**EXERCISE**. Look through the listing for the word "berufliche". Copy each line that has it.

**DATASET EXTRACT**.
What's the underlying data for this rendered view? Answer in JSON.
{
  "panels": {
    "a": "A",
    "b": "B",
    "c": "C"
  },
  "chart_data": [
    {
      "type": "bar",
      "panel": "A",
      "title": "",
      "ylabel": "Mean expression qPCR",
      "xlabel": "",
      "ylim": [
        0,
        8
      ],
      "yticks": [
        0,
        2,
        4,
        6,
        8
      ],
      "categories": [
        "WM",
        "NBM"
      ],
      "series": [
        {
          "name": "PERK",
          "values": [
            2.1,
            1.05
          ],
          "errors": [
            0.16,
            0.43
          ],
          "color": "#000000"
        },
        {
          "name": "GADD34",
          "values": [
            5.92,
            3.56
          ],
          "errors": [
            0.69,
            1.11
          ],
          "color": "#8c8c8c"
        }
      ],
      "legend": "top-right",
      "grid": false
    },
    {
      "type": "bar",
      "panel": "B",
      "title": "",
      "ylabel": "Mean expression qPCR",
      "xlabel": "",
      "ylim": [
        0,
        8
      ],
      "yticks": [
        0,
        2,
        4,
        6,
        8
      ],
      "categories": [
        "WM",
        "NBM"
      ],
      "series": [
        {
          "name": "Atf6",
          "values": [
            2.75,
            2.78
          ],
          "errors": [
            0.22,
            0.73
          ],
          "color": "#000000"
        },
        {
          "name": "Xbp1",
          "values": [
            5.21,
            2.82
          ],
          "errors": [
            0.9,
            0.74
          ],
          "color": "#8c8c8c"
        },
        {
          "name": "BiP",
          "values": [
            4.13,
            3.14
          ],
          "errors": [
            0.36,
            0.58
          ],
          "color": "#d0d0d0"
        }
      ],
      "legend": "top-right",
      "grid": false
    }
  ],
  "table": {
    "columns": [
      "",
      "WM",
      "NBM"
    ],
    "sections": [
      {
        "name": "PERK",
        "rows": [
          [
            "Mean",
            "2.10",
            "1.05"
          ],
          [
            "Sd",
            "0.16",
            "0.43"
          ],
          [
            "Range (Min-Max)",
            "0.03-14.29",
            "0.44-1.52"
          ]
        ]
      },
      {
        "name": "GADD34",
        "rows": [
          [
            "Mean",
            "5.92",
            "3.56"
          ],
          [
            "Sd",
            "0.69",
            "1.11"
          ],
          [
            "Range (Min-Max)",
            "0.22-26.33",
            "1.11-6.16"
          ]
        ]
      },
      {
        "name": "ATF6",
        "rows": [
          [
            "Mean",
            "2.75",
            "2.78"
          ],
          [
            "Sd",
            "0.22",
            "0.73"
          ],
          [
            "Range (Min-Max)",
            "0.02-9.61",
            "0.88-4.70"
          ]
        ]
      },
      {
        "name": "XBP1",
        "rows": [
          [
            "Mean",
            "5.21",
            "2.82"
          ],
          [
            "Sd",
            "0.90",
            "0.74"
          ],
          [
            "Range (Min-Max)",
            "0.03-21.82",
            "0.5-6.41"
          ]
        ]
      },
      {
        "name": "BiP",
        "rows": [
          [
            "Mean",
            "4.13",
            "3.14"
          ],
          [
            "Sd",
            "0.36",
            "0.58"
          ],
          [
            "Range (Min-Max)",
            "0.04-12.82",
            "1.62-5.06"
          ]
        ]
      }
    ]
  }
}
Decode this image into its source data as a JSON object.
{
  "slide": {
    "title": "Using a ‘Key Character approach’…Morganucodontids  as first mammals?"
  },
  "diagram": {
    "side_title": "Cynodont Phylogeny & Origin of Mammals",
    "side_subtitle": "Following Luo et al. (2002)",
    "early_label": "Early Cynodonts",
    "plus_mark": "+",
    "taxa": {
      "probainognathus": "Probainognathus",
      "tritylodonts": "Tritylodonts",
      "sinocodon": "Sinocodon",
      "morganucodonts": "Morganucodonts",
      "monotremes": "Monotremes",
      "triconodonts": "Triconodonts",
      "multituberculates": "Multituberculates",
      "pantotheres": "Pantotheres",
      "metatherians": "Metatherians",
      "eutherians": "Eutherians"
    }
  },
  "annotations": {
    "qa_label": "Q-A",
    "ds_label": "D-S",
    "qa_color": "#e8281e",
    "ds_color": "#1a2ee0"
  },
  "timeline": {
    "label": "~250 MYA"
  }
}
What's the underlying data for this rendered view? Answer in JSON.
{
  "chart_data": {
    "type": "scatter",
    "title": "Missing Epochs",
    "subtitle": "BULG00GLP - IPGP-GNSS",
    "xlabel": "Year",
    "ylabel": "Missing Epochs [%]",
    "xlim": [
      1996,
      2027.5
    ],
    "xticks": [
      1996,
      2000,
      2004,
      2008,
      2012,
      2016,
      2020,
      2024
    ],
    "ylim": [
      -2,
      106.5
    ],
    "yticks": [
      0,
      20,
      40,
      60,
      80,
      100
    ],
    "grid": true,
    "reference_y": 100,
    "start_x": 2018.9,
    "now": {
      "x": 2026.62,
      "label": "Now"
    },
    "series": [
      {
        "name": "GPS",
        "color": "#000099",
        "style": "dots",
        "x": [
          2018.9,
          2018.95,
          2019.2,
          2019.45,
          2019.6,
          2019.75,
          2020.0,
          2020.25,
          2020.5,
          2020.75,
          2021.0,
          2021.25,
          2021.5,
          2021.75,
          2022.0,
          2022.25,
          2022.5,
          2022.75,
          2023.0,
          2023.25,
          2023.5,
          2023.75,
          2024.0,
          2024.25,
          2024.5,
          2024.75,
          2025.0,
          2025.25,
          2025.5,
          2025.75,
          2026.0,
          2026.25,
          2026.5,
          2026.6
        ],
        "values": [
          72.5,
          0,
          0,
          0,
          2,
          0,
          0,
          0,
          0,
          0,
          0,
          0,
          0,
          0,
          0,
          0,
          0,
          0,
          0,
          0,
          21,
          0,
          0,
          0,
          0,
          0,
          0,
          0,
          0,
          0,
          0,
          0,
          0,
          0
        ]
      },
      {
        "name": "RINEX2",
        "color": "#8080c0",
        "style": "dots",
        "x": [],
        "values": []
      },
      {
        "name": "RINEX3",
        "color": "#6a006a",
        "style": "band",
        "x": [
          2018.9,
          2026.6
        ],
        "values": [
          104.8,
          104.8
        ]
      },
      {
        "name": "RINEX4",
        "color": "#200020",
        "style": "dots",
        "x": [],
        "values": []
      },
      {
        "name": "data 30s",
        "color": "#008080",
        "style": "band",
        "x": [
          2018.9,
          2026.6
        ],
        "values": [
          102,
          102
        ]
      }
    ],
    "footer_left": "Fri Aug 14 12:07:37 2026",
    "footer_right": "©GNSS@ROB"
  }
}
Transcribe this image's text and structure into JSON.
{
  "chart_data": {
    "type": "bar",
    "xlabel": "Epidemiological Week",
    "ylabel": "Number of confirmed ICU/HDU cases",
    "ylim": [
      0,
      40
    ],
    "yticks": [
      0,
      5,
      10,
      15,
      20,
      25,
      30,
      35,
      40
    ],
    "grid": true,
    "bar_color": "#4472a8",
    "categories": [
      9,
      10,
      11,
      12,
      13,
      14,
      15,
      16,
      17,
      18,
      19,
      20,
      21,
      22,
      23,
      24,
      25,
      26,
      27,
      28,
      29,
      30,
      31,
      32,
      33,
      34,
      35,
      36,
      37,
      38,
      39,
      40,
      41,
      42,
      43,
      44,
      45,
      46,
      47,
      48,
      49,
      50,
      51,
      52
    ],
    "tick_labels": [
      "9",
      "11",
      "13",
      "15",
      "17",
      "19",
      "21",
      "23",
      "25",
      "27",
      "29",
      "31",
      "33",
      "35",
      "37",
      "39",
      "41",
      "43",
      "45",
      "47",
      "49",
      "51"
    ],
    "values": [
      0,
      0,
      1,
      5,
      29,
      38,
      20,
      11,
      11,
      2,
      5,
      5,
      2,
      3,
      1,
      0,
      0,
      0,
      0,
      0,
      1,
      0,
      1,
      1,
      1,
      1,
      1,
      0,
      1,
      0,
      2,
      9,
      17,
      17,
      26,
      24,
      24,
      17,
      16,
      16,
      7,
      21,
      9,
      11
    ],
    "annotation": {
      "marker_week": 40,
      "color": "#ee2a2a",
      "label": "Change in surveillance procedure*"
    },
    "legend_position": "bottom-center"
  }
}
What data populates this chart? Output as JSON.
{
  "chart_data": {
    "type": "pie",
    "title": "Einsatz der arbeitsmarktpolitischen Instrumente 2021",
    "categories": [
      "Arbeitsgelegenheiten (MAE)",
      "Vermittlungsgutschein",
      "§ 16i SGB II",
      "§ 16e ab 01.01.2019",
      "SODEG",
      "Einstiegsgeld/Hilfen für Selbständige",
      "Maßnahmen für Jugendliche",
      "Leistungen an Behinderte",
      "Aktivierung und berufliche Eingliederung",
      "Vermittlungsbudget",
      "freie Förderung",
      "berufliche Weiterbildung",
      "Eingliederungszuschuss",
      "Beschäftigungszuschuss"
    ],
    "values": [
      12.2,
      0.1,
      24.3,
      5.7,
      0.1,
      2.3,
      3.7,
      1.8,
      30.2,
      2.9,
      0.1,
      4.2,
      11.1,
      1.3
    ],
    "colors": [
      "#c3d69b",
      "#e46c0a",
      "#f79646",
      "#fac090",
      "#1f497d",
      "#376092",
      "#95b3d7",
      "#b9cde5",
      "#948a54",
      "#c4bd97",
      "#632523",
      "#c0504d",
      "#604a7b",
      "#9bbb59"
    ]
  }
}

**EXERCISE SOLUTION**.
      "Aktivierung und berufliche Eingliederung",
      "berufliche Weiterbildung",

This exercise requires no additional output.